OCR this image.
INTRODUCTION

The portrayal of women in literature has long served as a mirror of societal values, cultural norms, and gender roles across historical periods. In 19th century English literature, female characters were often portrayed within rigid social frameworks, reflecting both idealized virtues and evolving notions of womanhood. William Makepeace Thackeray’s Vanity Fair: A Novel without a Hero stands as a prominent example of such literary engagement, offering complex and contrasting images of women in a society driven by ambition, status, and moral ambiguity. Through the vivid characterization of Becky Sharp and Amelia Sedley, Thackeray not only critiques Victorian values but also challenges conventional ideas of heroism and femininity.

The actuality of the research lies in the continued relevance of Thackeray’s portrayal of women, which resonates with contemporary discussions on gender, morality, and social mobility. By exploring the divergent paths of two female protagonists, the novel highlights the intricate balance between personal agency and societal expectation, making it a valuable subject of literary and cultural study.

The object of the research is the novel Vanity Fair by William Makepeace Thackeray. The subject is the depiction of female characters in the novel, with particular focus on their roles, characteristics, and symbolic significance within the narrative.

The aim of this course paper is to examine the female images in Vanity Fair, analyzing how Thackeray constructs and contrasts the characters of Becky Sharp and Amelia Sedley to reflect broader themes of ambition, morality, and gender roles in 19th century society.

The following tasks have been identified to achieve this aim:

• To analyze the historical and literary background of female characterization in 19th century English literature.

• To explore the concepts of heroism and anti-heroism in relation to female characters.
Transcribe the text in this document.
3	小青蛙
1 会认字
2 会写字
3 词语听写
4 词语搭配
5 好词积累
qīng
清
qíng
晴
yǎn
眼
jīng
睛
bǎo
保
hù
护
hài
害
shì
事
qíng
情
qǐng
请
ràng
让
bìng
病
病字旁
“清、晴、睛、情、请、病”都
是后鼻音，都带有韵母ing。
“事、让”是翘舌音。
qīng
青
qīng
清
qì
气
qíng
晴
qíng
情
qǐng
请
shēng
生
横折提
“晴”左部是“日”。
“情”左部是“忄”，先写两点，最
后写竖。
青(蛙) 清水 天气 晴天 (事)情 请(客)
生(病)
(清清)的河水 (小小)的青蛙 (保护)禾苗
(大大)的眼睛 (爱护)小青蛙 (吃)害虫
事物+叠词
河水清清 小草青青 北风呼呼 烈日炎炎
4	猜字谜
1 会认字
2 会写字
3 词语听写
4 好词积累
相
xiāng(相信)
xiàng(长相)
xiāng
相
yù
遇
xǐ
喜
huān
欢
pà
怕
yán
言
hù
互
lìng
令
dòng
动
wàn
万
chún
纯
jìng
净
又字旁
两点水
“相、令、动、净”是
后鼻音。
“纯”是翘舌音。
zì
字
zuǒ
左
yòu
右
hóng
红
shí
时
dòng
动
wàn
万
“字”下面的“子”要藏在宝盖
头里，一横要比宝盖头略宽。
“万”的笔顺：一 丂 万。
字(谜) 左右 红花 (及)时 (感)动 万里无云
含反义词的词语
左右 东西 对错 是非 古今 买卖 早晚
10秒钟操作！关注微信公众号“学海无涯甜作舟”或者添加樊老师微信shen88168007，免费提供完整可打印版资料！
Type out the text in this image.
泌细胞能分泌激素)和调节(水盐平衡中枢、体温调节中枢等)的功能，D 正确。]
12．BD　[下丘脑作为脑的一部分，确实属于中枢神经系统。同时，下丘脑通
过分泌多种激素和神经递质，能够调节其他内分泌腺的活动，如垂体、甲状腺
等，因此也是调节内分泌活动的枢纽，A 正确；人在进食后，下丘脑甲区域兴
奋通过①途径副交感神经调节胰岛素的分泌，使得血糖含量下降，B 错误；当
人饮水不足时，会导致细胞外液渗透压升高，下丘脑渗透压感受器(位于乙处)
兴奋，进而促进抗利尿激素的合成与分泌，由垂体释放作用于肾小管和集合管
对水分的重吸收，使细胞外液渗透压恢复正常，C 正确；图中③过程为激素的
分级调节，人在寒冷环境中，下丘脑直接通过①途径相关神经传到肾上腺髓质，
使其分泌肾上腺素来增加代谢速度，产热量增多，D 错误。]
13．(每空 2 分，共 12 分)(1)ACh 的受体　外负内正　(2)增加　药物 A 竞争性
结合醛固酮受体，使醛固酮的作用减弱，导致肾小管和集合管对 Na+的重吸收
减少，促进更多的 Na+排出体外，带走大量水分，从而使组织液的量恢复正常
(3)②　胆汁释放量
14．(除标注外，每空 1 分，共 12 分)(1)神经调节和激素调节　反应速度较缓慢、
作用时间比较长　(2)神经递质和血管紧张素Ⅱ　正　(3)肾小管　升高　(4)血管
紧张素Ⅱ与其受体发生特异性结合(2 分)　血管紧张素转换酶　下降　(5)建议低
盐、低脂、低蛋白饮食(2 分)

_ _ _ _ _

** What you should do **
Generate an exact reproduction of all entries.

** Expected answer **
OCR this image.
INTRODUCTION

The portrayal of women in literature has long served as a mirror of societal values, cultural norms, and gender roles across historical periods. In 19th century English literature, female characters were often portrayed within rigid social frameworks, reflecting both idealized virtues and evolving notions of womanhood. William Makepeace Thackeray’s Vanity Fair: A Novel without a Hero stands as a prominent example of such literary engagement, offering complex and contrasting images of women in a society driven by ambition, status, and moral ambiguity. Through the vivid characterization of Becky Sharp and Amelia Sedley, Thackeray not only critiques Victorian values but also challenges conventional ideas of heroism and femininity.

The actuality of the research lies in the continued relevance of Thackeray’s portrayal of women, which resonates with contemporary discussions on gender, morality, and social mobility. By exploring the divergent paths of two female protagonists, the novel highlights the intricate balance between personal agency and societal expectation, making it a valuable subject of literary and cultural study.

The object of the research is the novel Vanity Fair by William Makepeace Thackeray. The subject is the depiction of female characters in the novel, with particular focus on their roles, characteristics, and symbolic significance within the narrative.

The aim of this course paper is to examine the female images in Vanity Fair, analyzing how Thackeray constructs and contrasts the characters of Becky Sharp and Amelia Sedley to reflect broader themes of ambition, morality, and gender roles in 19th century society.

The following tasks have been identified to achieve this aim:

• To analyze the historical and literary background of female characterization in 19th century English literature.

• To explore the concepts of heroism and anti-heroism in relation to female characters.
Transcribe the text in this document.
3	小青蛙
1 会认字
2 会写字
3 词语听写
4 词语搭配
5 好词积累
qīng
清
qíng
晴
yǎn
眼
jīng
睛
bǎo
保
hù
护
hài
害
shì
事
qíng
情
qǐng
请
ràng
让
bìng
病
病字旁
“清、晴、睛、情、请、病”都
是后鼻音，都带有韵母ing。
“事、让”是翘舌音。
qīng
青
qīng
清
qì
气
qíng
晴
qíng
情
qǐng
请
shēng
生
横折提
“晴”左部是“日”。
“情”左部是“忄”，先写两点，最
后写竖。
青(蛙) 清水 天气 晴天 (事)情 请(客)
生(病)
(清清)的河水 (小小)的青蛙 (保护)禾苗
(大大)的眼睛 (爱护)小青蛙 (吃)害虫
事物+叠词
河水清清 小草青青 北风呼呼 烈日炎炎
4	猜字谜
1 会认字
2 会写字
3 词语听写
4 好词积累
相
xiāng(相信)
xiàng(长相)
xiāng
相
yù
遇
xǐ
喜
huān
欢
pà
怕
yán
言
hù
互
lìng
令
dòng
动
wàn
万
chún
纯
jìng
净
又字旁
两点水
“相、令、动、净”是
后鼻音。
“纯”是翘舌音。
zì
字
zuǒ
左
yòu
右
hóng
红
shí
时
dòng
动
wàn
万
“字”下面的“子”要藏在宝盖
头里，一横要比宝盖头略宽。
“万”的笔顺：一 丂 万。
字(谜) 左右 红花 (及)时 (感)动 万里无云
含反义词的词语
左右 东西 对错 是非 古今 买卖 早晚
10秒钟操作！关注微信公众号“学海无涯甜作舟”或者添加樊老师微信shen88168007，免费提供完整可打印版资料！
Type out the text in this image.
泌细胞能分泌激素)和调节(水盐平衡中枢、体温调节中枢等)的功能，D 正确。]
12．BD　[下丘脑作为脑的一部分，确实属于中枢神经系统。同时，下丘脑通
过分泌多种激素和神经递质，能够调节其他内分泌腺的活动，如垂体、甲状腺
等，因此也是调节内分泌活动的枢纽，A 正确；人在进食后，下丘脑甲区域兴
奋通过①途径副交感神经调节胰岛素的分泌，使得血糖含量下降，B 错误；当
人饮水不足时，会导致细胞外液渗透压升高，下丘脑渗透压感受器(位于乙处)
兴奋，进而促进抗利尿激素的合成与分泌，由垂体释放作用于肾小管和集合管
对水分的重吸收，使细胞外液渗透压恢复正常，C 正确；图中③过程为激素的
分级调节，人在寒冷环境中，下丘脑直接通过①途径相关神经传到肾上腺髓质，
使其分泌肾上腺素来增加代谢速度，产热量增多，D 错误。]
13．(每空 2 分，共 12 分)(1)ACh 的受体　外负内正　(2)增加　药物 A 竞争性
结合醛固酮受体，使醛固酮的作用减弱，导致肾小管和集合管对 Na+的重吸收
减少，促进更多的 Na+排出体外，带走大量水分，从而使组织液的量恢复正常
(3)②　胆汁释放量
14．(除标注外，每空 1 分，共 12 分)(1)神经调节和激素调节　反应速度较缓慢、
作用时间比较长　(2)神经递质和血管紧张素Ⅱ　正　(3)肾小管　升高　(4)血管
紧张素Ⅱ与其受体发生特异性结合(2 分)　血管紧张素转换酶　下降　(5)建议低
盐、低脂、低蛋白饮食(2 分)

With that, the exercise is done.